Repeat all entries exactly.

**** Data records ****

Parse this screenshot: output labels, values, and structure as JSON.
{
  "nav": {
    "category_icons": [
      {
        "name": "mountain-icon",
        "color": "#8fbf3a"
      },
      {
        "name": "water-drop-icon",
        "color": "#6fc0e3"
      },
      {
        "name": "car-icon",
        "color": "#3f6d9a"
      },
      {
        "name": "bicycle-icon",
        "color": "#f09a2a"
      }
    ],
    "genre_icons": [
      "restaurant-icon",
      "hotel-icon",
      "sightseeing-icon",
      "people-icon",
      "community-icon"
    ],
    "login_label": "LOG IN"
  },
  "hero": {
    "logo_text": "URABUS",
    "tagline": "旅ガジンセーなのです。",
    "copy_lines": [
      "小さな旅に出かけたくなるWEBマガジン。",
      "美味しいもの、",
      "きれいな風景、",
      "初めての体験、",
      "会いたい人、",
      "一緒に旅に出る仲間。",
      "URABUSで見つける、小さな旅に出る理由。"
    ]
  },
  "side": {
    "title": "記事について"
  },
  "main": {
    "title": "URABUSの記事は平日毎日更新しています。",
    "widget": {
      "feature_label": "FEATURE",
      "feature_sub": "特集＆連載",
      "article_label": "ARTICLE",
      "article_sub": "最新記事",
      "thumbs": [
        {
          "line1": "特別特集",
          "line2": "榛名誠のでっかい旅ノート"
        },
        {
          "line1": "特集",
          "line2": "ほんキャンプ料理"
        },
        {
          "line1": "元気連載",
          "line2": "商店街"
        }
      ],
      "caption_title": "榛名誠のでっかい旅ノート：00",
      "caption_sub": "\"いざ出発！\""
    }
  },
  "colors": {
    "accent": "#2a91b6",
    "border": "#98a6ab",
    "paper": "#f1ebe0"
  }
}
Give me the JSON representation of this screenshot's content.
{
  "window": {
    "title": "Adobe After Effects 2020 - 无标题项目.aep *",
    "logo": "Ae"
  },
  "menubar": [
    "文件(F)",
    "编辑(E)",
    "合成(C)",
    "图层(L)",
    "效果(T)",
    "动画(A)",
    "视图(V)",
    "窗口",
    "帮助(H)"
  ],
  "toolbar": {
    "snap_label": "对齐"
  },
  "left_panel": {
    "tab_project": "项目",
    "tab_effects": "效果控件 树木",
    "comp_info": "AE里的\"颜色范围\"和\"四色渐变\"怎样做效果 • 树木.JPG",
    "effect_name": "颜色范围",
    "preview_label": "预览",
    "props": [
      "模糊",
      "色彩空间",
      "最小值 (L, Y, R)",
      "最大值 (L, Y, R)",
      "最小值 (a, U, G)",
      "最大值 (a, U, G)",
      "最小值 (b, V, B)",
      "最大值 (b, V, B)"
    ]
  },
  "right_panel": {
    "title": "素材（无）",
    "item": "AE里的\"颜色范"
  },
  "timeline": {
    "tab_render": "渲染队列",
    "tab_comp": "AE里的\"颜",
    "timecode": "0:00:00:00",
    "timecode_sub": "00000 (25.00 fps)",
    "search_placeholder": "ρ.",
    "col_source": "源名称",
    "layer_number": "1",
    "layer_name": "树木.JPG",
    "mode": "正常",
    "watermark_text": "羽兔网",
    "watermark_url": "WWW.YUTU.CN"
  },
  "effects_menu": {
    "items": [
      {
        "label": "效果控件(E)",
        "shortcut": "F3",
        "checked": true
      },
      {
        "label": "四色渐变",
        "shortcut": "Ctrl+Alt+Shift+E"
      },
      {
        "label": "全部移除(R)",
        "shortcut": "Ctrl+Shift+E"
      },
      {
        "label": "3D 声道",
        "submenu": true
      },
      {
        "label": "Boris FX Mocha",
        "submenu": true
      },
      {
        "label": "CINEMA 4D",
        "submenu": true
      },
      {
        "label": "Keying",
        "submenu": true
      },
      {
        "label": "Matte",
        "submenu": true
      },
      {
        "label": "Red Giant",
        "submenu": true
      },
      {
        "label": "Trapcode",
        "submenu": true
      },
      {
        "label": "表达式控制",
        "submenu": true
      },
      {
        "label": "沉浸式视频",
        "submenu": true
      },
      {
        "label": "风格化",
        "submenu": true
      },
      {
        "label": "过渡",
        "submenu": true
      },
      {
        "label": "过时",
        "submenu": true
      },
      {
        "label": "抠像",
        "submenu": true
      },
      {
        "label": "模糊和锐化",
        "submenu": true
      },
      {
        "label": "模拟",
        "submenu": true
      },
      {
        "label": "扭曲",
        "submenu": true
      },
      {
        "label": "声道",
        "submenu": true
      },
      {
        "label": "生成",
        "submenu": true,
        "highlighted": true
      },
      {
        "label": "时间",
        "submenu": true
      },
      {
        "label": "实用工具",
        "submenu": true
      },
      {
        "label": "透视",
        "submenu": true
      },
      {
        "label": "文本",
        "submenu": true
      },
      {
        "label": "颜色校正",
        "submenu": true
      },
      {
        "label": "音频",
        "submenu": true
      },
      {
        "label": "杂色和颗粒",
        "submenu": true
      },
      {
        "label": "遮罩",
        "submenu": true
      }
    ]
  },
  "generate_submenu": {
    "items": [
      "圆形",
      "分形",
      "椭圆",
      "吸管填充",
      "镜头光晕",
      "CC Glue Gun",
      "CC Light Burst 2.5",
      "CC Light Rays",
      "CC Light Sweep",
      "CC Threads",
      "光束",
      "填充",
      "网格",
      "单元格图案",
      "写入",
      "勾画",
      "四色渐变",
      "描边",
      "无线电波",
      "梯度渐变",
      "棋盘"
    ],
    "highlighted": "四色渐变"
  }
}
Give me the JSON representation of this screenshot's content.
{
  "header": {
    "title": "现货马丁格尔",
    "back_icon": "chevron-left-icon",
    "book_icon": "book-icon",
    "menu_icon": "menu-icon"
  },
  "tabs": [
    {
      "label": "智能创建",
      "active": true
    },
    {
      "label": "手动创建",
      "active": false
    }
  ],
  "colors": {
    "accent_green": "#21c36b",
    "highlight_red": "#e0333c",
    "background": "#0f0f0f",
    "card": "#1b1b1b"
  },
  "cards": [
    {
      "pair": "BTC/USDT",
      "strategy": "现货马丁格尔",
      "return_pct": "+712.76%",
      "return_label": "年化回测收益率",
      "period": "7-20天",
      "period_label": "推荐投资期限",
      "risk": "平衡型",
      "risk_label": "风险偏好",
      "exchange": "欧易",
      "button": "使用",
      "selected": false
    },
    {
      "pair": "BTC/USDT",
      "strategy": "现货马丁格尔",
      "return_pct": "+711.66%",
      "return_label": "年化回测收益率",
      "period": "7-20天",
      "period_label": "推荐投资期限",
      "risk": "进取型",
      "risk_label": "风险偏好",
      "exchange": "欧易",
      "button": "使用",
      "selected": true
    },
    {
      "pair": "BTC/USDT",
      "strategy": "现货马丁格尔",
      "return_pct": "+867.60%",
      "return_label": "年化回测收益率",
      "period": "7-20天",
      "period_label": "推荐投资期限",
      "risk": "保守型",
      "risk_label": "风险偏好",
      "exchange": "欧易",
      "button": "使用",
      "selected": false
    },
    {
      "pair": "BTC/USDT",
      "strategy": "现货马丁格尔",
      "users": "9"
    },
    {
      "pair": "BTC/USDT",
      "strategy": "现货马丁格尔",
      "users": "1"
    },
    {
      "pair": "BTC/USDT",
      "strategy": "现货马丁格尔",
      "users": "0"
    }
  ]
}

****

Final result:
Parse this screenshot: output labels, values, and structure as JSON.
{
  "nav": {
    "category_icons": [
      {
        "name": "mountain-icon",
        "color": "#8fbf3a"
      },
      {
        "name": "water-drop-icon",
        "color": "#6fc0e3"
      },
      {
        "name": "car-icon",
        "color": "#3f6d9a"
      },
      {
        "name": "bicycle-icon",
        "color": "#f09a2a"
      }
    ],
    "genre_icons": [
      "restaurant-icon",
      "hotel-icon",
      "sightseeing-icon",
      "people-icon",
      "community-icon"
    ],
    "login_label": "LOG IN"
  },
  "hero": {
    "logo_text": "URABUS",
    "tagline": "旅ガジンセーなのです。",
    "copy_lines": [
      "小さな旅に出かけたくなるWEBマガジン。",
      "美味しいもの、",
      "きれいな風景、",
      "初めての体験、",
      "会いたい人、",
      "一緒に旅に出る仲間。",
      "URABUSで見つける、小さな旅に出る理由。"
    ]
  },
  "side": {
    "title": "記事について"
  },
  "main": {
    "title": "URABUSの記事は平日毎日更新しています。",
    "widget": {
      "feature_label": "FEATURE",
      "feature_sub": "特集＆連載",
      "article_label": "ARTICLE",
      "article_sub": "最新記事",
      "thumbs": [
        {
          "line1": "特別特集",
          "line2": "榛名誠のでっかい旅ノート"
        },
        {
          "line1": "特集",
          "line2": "ほんキャンプ料理"
        },
        {
          "line1": "元気連載",
          "line2": "商店街"
        }
      ],
      "caption_title": "榛名誠のでっかい旅ノート：00",
      "caption_sub": "\"いざ出発！\""
    }
  },
  "colors": {
    "accent": "#2a91b6",
    "border": "#98a6ab",
    "paper": "#f1ebe0"
  }
}
Give me the JSON representation of this screenshot's content.
{
  "window": {
    "title": "Adobe After Effects 2020 - 无标题项目.aep *",
    "logo": "Ae"
  },
  "menubar": [
    "文件(F)",
    "编辑(E)",
    "合成(C)",
    "图层(L)",
    "效果(T)",
    "动画(A)",
    "视图(V)",
    "窗口",
    "帮助(H)"
  ],
  "toolbar": {
    "snap_label": "对齐"
  },
  "left_panel": {
    "tab_project": "项目",
    "tab_effects": "效果控件 树木",
    "comp_info": "AE里的\"颜色范围\"和\"四色渐变\"怎样做效果 • 树木.JPG",
    "effect_name": "颜色范围",
    "preview_label": "预览",
    "props": [
      "模糊",
      "色彩空间",
      "最小值 (L, Y, R)",
      "最大值 (L, Y, R)",
      "最小值 (a, U, G)",
      "最大值 (a, U, G)",
      "最小值 (b, V, B)",
      "最大值 (b, V, B)"
    ]
  },
  "right_panel": {
    "title": "素材（无）",
    "item": "AE里的\"颜色范"
  },
  "timeline": {
    "tab_render": "渲染队列",
    "tab_comp": "AE里的\"颜",
    "timecode": "0:00:00:00",
    "timecode_sub": "00000 (25.00 fps)",
    "search_placeholder": "ρ.",
    "col_source": "源名称",
    "layer_number": "1",
    "layer_name": "树木.JPG",
    "mode": "正常",
    "watermark_text": "羽兔网",
    "watermark_url": "WWW.YUTU.CN"
  },
  "effects_menu": {
    "items": [
      {
        "label": "效果控件(E)",
        "shortcut": "F3",
        "checked": true
      },
      {
        "label": "四色渐变",
        "shortcut": "Ctrl+Alt+Shift+E"
      },
      {
        "label": "全部移除(R)",
        "shortcut": "Ctrl+Shift+E"
      },
      {
        "label": "3D 声道",
        "submenu": true
      },
      {
        "label": "Boris FX Mocha",
        "submenu": true
      },
      {
        "label": "CINEMA 4D",
        "submenu": true
      },
      {
        "label": "Keying",
        "submenu": true
      },
      {
        "label": "Matte",
        "submenu": true
      },
      {
        "label": "Red Giant",
        "submenu": true
      },
      {
        "label": "Trapcode",
        "submenu": true
      },
      {
        "label": "表达式控制",
        "submenu": true
      },
      {
        "label": "沉浸式视频",
        "submenu": true
      },
      {
        "label": "风格化",
        "submenu": true
      },
      {
        "label": "过渡",
        "submenu": true
      },
      {
        "label": "过时",
        "submenu": true
      },
      {
        "label": "抠像",
        "submenu": true
      },
      {
        "label": "模糊和锐化",
        "submenu": true
      },
      {
        "label": "模拟",
        "submenu": true
      },
      {
        "label": "扭曲",
        "submenu": true
      },
      {
        "label": "声道",
        "submenu": true
      },
      {
        "label": "生成",
        "submenu": true,
        "highlighted": true
      },
      {
        "label": "时间",
        "submenu": true
      },
      {
        "label": "实用工具",
        "submenu": true
      },
      {
        "label": "透视",
        "submenu": true
      },
      {
        "label": "文本",
        "submenu": true
      },
      {
        "label": "颜色校正",
        "submenu": true
      },
      {
        "label": "音频",
        "submenu": true
      },
      {
        "label": "杂色和颗粒",
        "submenu": true
      },
      {
        "label": "遮罩",
        "submenu": true
      }
    ]
  },
  "generate_submenu": {
    "items": [
      "圆形",
      "分形",
      "椭圆",
      "吸管填充",
      "镜头光晕",
      "CC Glue Gun",
      "CC Light Burst 2.5",
      "CC Light Rays",
      "CC Light Sweep",
      "CC Threads",
      "光束",
      "填充",
      "网格",
      "单元格图案",
      "写入",
      "勾画",
      "四色渐变",
      "描边",
      "无线电波",
      "梯度渐变",
      "棋盘"
    ],
    "highlighted": "四色渐变"
  }
}
Give me the JSON representation of this screenshot's content.
{
  "header": {
    "title": "现货马丁格尔",
    "back_icon": "chevron-left-icon",
    "book_icon": "book-icon",
    "menu_icon": "menu-icon"
  },
  "tabs": [
    {
      "label": "智能创建",
      "active": true
    },
    {
      "label": "手动创建",
      "active": false
    }
  ],
  "colors": {
    "accent_green": "#21c36b",
    "highlight_red": "#e0333c",
    "background": "#0f0f0f",
    "card": "#1b1b1b"
  },
  "cards": [
    {
      "pair": "BTC/USDT",
      "strategy": "现货马丁格尔",
      "return_pct": "+712.76%",
      "return_label": "年化回测收益率",
      "period": "7-20天",
      "period_label": "推荐投资期限",
      "risk": "平衡型",
      "risk_label": "风险偏好",
      "exchange": "欧易",
      "button": "使用",
      "selected": false
    },
    {
      "pair": "BTC/USDT",
      "strategy": "现货马丁格尔",
      "return_pct": "+711.66%",
      "return_label": "年化回测收益率",
      "period": "7-20天",
      "period_label": "推荐投资期限",
      "risk": "进取型",
      "risk_label": "风险偏好",
      "exchange": "欧易",
      "button": "使用",
      "selected": true
    },
    {
      "pair": "BTC/USDT",
      "strategy": "现货马丁格尔",
      "return_pct": "+867.60%",
      "return_label": "年化回测收益率",
      "period": "7-20天",
      "period_label": "推荐投资期限",
      "risk": "保守型",
      "risk_label": "风险偏好",
      "exchange": "欧易",
      "button": "使用",
      "selected": false
    },
    {
      "pair": "BTC/USDT",
      "strategy": "现货马丁格尔",
      "users": "9"
    },
    {
      "pair": "BTC/USDT",
      "strategy": "现货马丁格尔",
      "users": "1"
    },
    {
      "pair": "BTC/USDT",
      "strategy": "现货马丁格尔",
      "users": "0"
    }
  ]
}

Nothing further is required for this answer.